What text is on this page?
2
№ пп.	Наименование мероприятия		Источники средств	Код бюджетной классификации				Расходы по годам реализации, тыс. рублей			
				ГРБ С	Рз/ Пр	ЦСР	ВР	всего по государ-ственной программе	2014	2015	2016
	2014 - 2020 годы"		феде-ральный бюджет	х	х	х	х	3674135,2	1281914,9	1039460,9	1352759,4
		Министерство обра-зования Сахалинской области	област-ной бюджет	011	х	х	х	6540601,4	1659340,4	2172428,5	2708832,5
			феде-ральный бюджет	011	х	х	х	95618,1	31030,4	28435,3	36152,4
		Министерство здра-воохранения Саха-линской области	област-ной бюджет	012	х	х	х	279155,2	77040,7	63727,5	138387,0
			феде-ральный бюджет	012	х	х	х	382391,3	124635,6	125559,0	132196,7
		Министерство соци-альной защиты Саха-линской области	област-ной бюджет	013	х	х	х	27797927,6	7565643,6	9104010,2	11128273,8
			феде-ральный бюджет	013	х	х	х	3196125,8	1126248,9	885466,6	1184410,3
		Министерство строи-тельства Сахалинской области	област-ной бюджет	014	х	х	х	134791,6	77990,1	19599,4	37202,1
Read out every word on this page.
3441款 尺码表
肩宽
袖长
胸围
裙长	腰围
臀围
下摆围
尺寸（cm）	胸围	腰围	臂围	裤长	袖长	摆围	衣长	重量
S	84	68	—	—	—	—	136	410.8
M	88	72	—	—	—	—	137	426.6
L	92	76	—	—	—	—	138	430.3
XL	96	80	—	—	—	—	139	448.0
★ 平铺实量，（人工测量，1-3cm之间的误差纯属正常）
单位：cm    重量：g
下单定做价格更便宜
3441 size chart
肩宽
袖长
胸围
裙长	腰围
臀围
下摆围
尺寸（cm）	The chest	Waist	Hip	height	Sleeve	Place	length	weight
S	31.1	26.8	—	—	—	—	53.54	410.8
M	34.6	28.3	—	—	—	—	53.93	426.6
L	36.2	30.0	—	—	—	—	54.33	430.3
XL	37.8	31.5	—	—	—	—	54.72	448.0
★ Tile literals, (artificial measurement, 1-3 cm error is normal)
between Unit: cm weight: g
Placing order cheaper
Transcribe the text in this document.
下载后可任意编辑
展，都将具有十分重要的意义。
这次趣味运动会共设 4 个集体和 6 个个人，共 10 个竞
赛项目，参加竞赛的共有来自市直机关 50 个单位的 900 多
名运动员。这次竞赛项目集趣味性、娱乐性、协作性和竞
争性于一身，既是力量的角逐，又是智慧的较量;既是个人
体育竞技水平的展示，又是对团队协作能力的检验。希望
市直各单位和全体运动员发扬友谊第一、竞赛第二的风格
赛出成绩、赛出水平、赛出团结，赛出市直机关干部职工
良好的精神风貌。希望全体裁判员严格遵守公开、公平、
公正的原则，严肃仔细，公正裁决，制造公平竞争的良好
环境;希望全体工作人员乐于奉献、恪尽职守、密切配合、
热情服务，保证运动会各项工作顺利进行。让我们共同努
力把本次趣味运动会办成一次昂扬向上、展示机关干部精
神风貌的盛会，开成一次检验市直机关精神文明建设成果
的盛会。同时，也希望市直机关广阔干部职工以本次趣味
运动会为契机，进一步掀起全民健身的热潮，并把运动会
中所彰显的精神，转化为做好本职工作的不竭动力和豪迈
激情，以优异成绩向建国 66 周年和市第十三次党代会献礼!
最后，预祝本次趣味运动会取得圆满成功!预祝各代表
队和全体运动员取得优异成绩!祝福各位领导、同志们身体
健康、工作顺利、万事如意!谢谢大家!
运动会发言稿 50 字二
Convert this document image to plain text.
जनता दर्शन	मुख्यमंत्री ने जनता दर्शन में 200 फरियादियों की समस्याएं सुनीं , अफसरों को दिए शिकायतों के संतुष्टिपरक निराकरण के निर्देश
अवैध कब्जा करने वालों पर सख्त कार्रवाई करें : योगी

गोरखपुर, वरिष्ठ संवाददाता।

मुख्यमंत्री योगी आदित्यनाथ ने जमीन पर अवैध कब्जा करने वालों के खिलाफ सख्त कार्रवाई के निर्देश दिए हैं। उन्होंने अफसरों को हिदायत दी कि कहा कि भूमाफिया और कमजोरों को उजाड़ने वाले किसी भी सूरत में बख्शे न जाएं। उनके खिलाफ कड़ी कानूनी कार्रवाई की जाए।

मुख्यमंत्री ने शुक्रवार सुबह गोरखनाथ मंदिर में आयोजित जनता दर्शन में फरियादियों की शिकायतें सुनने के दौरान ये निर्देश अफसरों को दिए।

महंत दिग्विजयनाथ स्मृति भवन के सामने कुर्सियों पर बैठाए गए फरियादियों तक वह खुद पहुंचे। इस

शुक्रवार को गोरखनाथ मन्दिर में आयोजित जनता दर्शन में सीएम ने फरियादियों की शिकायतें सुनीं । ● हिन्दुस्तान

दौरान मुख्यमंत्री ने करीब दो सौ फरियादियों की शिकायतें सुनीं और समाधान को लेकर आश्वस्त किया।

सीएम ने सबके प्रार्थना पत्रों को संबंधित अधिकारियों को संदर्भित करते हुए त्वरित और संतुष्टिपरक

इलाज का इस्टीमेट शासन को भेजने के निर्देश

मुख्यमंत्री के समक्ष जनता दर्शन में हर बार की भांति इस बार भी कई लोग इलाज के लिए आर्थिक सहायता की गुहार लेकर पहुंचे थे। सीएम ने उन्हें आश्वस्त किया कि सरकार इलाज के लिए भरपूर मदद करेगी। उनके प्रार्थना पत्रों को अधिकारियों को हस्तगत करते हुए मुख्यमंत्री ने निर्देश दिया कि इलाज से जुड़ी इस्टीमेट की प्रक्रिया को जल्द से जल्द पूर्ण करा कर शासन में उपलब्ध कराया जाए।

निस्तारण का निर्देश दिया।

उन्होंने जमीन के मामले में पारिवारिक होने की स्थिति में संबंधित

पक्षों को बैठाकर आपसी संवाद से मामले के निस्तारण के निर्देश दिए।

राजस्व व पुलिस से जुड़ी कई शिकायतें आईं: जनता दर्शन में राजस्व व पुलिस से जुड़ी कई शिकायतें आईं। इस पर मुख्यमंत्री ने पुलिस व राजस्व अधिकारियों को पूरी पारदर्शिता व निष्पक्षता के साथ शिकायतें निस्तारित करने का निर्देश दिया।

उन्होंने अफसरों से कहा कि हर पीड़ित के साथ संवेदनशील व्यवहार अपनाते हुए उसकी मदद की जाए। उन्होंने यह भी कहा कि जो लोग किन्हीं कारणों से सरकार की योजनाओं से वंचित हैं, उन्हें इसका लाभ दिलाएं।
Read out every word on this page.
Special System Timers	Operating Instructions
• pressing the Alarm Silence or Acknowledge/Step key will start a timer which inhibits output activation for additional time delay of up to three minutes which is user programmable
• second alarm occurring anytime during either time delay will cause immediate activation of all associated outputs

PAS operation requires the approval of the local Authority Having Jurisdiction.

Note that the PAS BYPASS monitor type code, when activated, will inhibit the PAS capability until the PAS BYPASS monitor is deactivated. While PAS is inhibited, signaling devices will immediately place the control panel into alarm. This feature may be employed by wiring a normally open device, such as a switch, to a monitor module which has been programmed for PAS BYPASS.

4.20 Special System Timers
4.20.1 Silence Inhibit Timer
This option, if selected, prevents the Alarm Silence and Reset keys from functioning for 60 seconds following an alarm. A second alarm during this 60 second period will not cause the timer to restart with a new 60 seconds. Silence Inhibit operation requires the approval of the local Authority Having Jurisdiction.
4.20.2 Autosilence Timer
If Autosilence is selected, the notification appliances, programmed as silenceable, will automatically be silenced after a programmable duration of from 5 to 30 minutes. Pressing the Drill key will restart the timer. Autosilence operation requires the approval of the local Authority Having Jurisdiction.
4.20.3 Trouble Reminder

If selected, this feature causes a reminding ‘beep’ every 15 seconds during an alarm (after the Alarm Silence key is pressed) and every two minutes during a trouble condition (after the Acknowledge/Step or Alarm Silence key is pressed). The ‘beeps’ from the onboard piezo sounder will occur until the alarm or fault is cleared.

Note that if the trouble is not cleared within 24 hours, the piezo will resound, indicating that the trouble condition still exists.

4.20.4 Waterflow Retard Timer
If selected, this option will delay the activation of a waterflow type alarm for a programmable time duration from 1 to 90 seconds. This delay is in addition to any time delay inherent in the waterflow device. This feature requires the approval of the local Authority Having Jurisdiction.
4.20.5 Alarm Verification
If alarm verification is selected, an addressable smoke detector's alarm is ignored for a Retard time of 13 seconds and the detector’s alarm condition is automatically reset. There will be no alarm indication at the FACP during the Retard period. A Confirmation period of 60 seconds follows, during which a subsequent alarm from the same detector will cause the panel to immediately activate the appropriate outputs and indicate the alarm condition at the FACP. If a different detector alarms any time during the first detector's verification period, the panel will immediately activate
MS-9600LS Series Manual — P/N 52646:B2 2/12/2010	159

# [REQUIRED TASK]
Show every line of the listing in which the string "Timers" can be found.

# [EXERCISE RESULT]
Special System Timers	Operating Instructions
4.20 Special System Timers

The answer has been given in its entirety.